(Exercise brief)
Wherever the string "lettera" appears, copy the whole line.

— Begin Listed records —

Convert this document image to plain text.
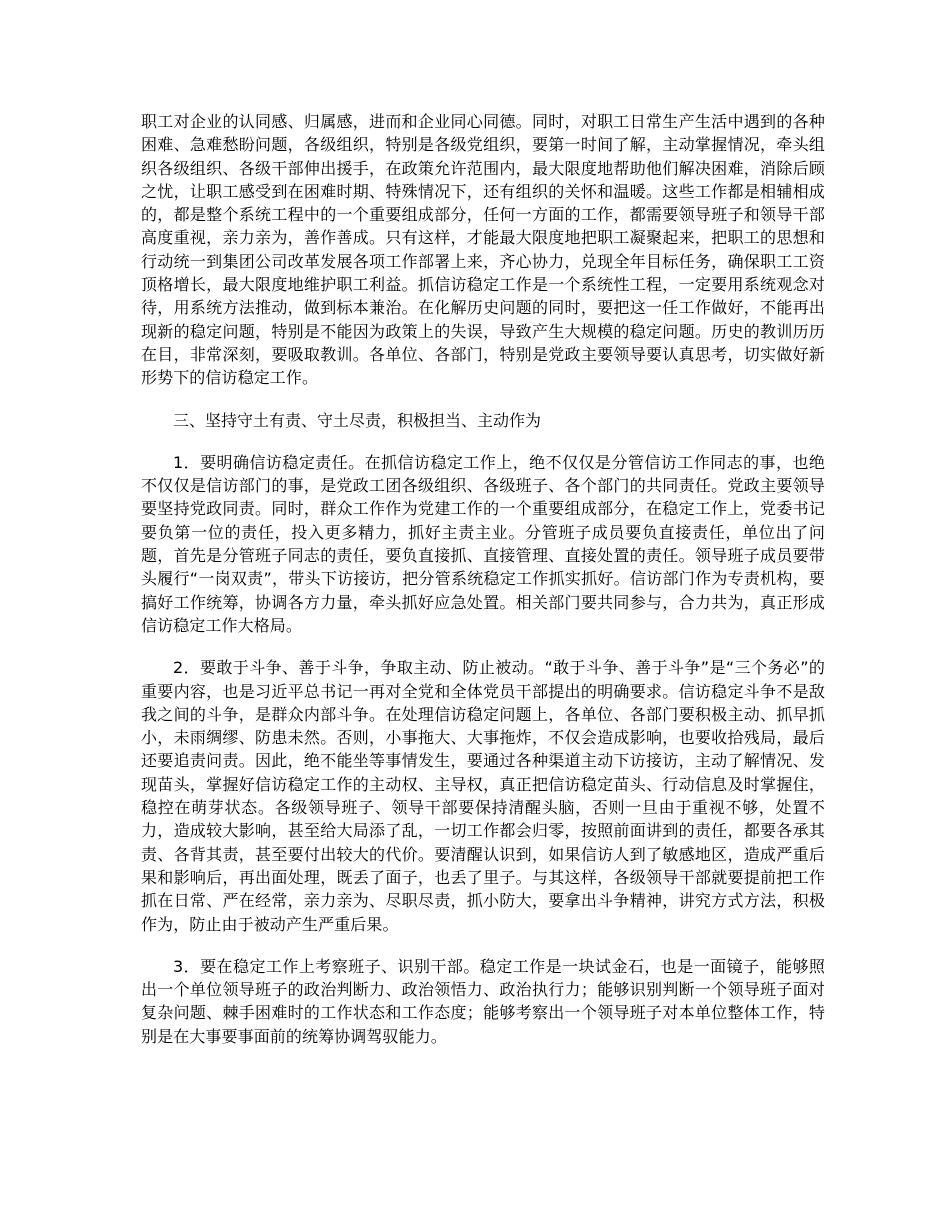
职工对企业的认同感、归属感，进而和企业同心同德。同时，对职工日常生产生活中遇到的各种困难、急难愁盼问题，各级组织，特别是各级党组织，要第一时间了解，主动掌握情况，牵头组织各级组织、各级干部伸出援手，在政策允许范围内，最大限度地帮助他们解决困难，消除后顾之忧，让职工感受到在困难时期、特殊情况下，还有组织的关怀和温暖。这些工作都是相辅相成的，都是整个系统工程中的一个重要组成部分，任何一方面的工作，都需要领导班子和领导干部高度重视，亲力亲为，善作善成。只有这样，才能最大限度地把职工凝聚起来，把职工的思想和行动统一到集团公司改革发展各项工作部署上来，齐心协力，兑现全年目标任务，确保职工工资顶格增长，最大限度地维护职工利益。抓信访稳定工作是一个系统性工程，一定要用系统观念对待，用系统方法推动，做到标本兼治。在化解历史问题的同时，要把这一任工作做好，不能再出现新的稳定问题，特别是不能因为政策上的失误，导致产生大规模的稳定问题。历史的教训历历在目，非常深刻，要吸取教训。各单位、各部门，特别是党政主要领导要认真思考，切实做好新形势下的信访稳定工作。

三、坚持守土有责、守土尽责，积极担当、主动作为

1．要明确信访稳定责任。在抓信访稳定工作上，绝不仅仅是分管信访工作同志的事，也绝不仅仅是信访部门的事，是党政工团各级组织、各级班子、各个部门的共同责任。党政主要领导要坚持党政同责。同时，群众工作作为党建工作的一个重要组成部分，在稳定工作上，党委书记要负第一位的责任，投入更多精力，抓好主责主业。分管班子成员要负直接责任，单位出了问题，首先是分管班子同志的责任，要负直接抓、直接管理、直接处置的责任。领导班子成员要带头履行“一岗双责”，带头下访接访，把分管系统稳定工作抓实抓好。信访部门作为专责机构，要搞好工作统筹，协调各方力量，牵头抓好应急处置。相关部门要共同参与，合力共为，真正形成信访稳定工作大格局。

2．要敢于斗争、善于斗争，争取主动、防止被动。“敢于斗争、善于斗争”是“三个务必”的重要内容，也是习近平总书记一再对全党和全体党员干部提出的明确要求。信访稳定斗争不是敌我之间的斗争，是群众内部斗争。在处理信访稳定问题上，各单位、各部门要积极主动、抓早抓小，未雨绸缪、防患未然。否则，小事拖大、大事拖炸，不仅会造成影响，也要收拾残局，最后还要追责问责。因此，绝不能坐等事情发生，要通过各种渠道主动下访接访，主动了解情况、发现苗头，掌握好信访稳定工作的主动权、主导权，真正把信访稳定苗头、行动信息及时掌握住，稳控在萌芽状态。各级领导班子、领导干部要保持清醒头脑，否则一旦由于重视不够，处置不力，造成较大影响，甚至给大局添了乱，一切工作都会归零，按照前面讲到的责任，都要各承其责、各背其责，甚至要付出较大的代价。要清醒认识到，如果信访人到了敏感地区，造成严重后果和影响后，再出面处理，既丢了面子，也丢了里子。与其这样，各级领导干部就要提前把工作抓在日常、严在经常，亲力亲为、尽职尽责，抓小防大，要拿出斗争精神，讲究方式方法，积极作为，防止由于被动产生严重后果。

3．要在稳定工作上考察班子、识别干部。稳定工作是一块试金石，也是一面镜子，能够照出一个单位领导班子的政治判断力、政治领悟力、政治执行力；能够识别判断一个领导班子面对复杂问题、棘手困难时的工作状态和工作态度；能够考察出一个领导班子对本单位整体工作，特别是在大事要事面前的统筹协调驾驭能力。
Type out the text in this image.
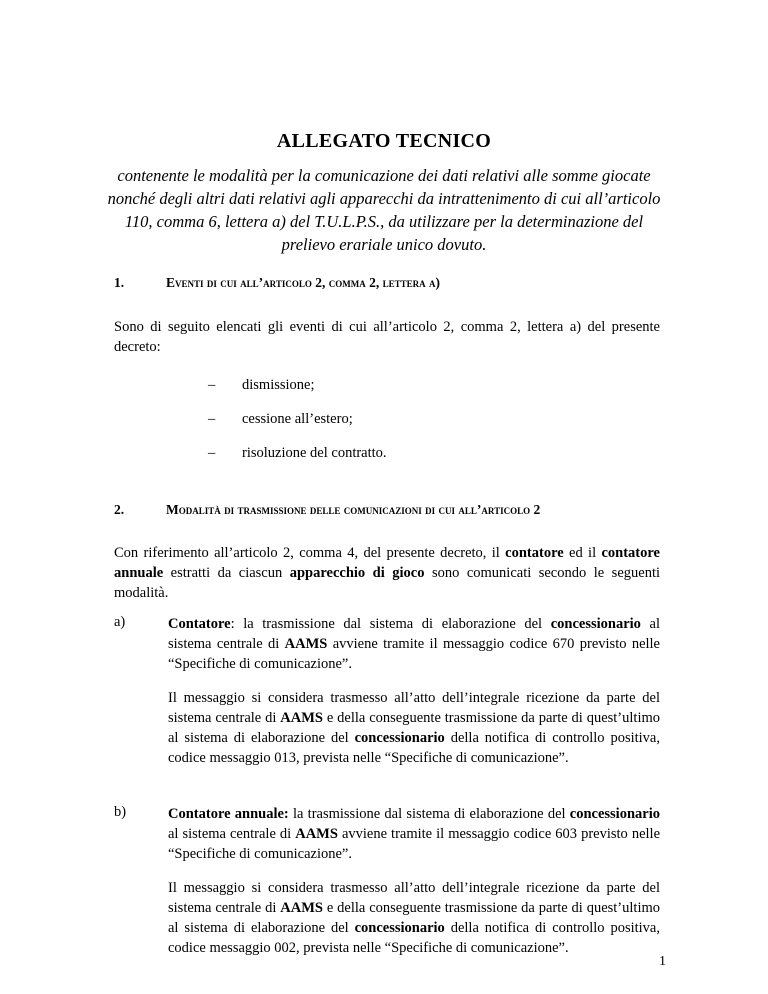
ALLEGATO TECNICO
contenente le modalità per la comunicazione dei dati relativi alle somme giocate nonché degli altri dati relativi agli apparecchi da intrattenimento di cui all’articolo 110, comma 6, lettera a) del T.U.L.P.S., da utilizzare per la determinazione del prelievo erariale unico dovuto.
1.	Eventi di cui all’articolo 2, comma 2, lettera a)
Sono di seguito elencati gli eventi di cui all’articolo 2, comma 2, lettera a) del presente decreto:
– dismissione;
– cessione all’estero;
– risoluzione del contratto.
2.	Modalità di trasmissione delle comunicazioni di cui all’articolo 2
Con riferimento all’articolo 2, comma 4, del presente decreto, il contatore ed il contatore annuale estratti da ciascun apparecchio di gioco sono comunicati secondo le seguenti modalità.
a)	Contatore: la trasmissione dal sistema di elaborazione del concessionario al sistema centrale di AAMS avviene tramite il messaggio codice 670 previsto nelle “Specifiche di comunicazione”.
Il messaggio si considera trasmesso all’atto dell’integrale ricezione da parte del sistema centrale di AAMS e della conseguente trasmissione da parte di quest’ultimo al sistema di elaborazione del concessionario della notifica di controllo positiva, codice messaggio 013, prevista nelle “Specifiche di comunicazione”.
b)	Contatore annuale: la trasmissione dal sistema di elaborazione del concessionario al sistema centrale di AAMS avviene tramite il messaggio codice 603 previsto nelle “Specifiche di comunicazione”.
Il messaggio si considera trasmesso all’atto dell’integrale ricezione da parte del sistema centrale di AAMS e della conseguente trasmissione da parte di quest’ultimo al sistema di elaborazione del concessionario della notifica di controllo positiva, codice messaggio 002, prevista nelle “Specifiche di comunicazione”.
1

— End Listed records —
— Begin Listed records —

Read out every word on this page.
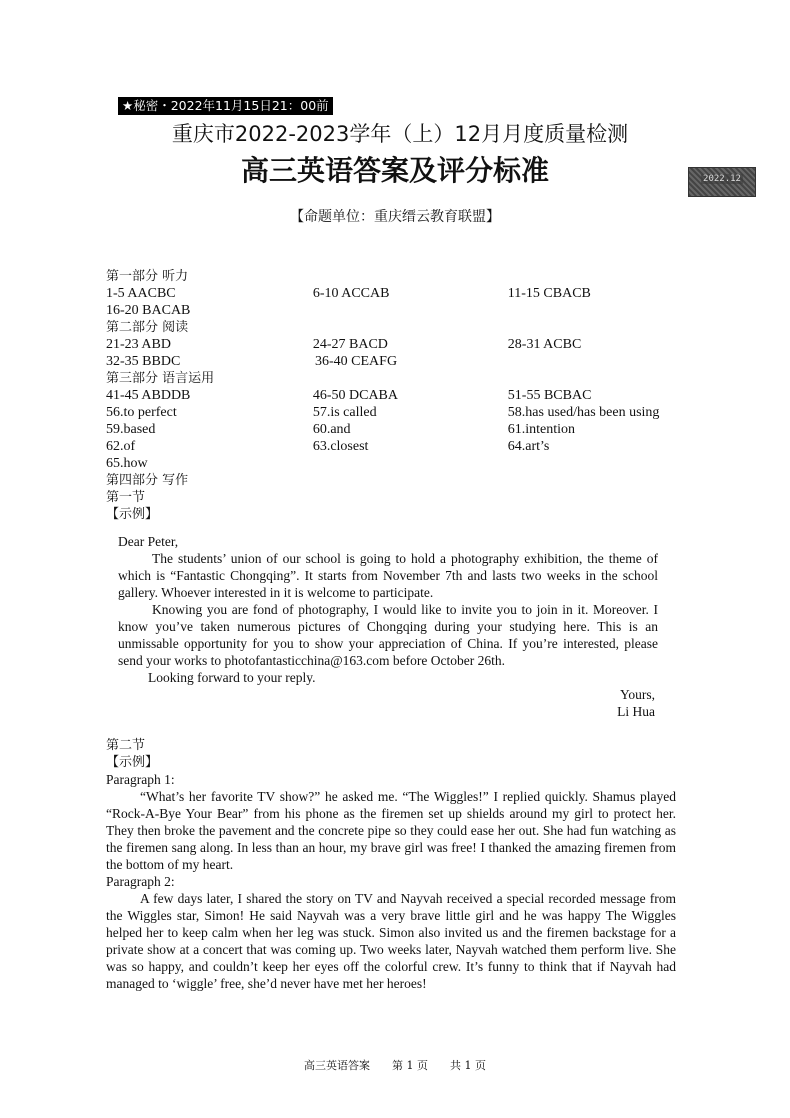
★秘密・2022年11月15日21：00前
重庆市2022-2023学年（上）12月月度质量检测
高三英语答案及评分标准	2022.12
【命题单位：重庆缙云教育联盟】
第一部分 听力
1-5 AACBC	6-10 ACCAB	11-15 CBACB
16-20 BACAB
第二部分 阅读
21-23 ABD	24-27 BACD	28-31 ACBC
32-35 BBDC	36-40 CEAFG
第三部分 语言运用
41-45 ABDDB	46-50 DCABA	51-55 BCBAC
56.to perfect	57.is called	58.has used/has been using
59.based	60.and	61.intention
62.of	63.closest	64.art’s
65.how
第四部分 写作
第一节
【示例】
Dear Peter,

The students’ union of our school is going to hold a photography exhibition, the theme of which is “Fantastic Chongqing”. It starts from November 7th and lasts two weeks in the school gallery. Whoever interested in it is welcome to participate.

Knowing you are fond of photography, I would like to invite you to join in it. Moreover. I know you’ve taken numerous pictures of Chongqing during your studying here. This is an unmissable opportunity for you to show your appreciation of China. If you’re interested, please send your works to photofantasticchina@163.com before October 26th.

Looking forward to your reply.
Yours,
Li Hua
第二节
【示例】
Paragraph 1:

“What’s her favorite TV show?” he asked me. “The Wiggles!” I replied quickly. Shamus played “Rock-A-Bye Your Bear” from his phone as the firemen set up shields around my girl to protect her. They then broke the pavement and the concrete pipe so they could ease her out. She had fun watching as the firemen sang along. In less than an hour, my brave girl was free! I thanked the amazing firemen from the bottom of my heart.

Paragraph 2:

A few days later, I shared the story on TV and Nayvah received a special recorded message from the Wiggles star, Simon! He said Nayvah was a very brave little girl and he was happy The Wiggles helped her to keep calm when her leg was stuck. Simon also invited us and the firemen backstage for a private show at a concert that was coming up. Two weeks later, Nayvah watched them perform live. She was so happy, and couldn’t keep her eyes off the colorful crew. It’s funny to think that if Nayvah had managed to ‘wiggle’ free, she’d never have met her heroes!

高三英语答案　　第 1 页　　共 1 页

— End Listed records —
— Begin Listed records —

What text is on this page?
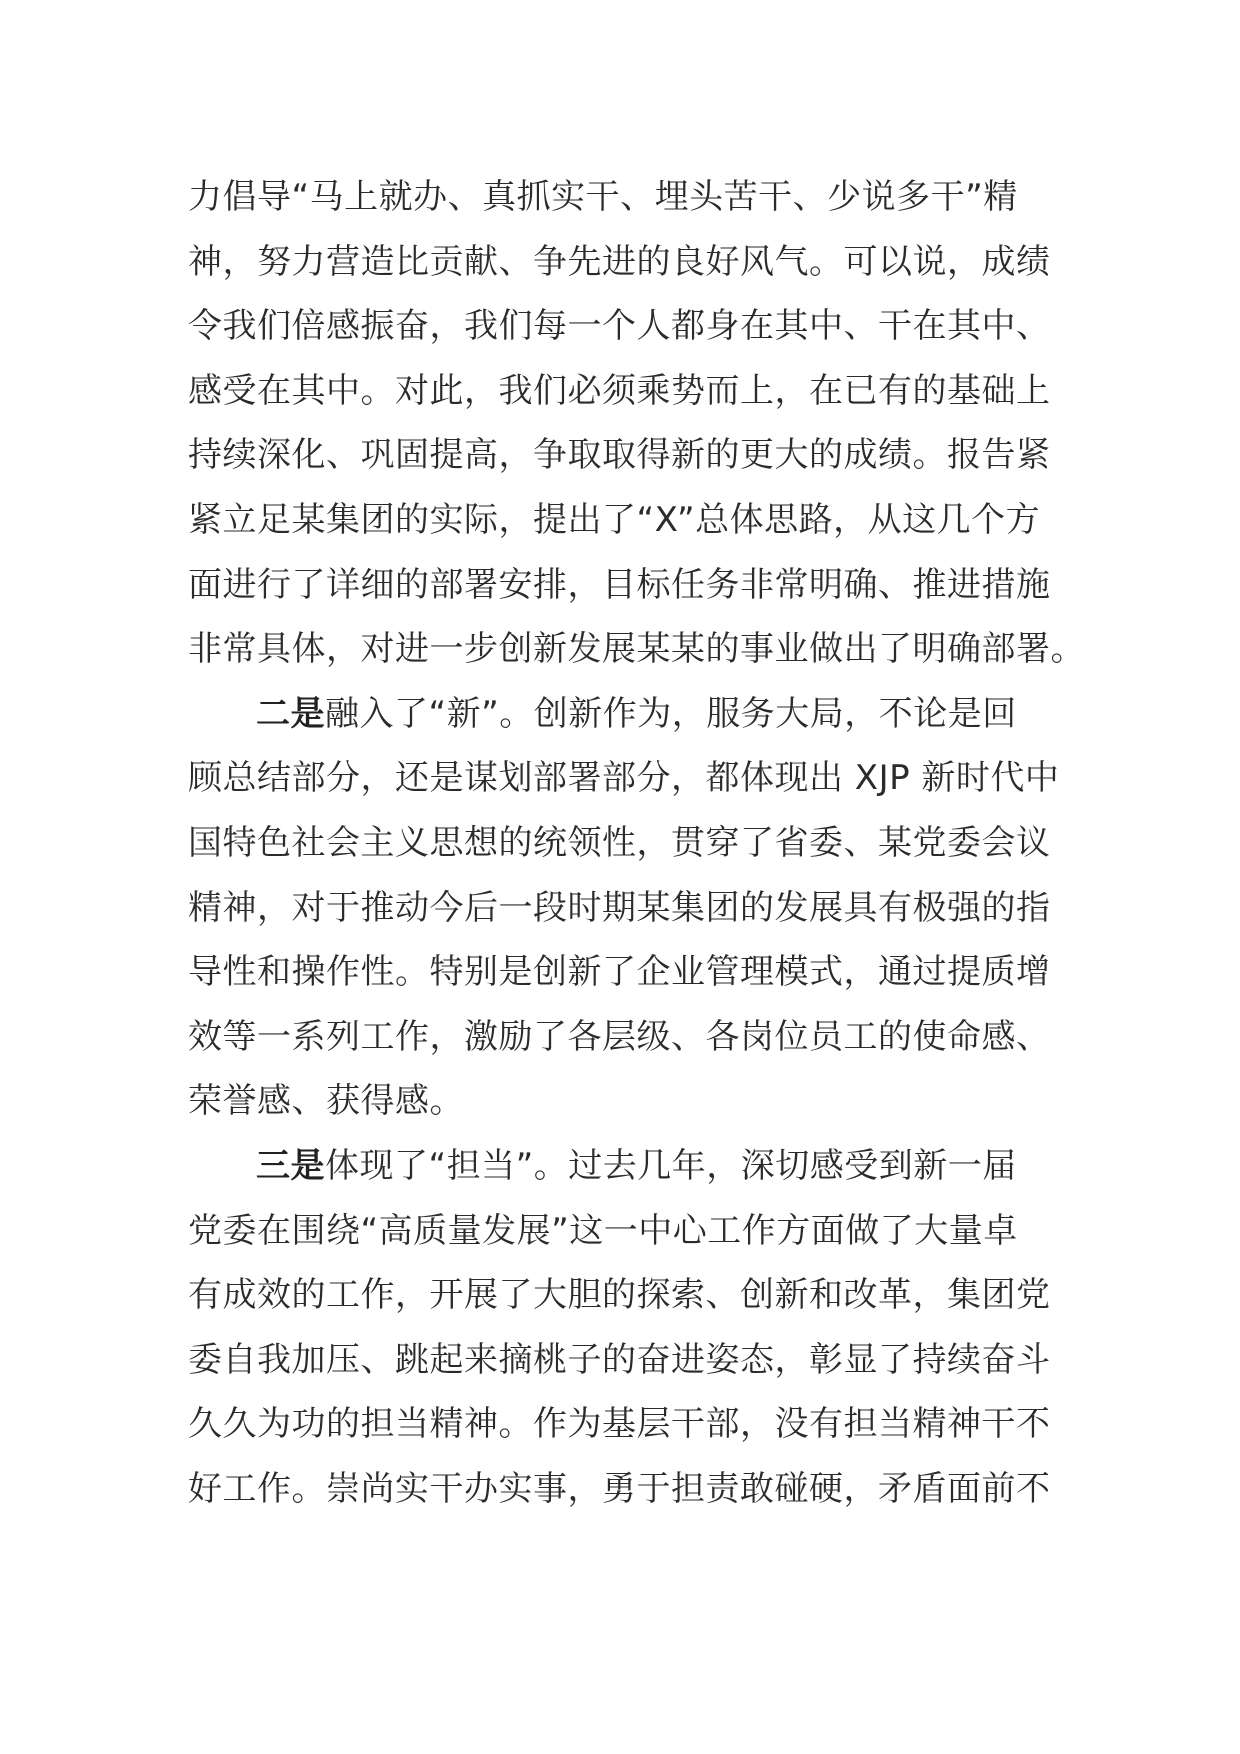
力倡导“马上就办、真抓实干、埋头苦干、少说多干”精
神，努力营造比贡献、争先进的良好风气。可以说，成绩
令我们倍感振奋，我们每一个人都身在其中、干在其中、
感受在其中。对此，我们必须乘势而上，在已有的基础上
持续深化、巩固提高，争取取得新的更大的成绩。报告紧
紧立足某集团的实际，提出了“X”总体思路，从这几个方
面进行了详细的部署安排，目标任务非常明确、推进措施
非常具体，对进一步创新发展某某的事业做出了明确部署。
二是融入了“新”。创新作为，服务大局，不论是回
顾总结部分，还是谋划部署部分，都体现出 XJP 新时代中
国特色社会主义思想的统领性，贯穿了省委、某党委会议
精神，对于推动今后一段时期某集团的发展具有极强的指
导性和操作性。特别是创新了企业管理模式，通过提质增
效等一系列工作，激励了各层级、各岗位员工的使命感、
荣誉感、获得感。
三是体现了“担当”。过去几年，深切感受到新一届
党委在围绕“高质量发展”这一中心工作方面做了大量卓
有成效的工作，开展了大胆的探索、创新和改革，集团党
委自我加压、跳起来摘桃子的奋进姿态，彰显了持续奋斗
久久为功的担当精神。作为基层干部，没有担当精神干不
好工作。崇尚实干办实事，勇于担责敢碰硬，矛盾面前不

— End Listed records —

(Written response)
contenente le modalità per la comunicazione dei dati relativi alle somme giocate nonché degli altri dati relativi agli apparecchi da intrattenimento di cui all’articolo 110, comma 6, lettera a) del T.U.L.P.S., da utilizzare per la determinazione del prelievo erariale unico dovuto.
1.	Eventi di cui all’articolo 2, comma 2, lettera a)
Sono di seguito elencati gli eventi di cui all’articolo 2, comma 2, lettera a) del presente decreto:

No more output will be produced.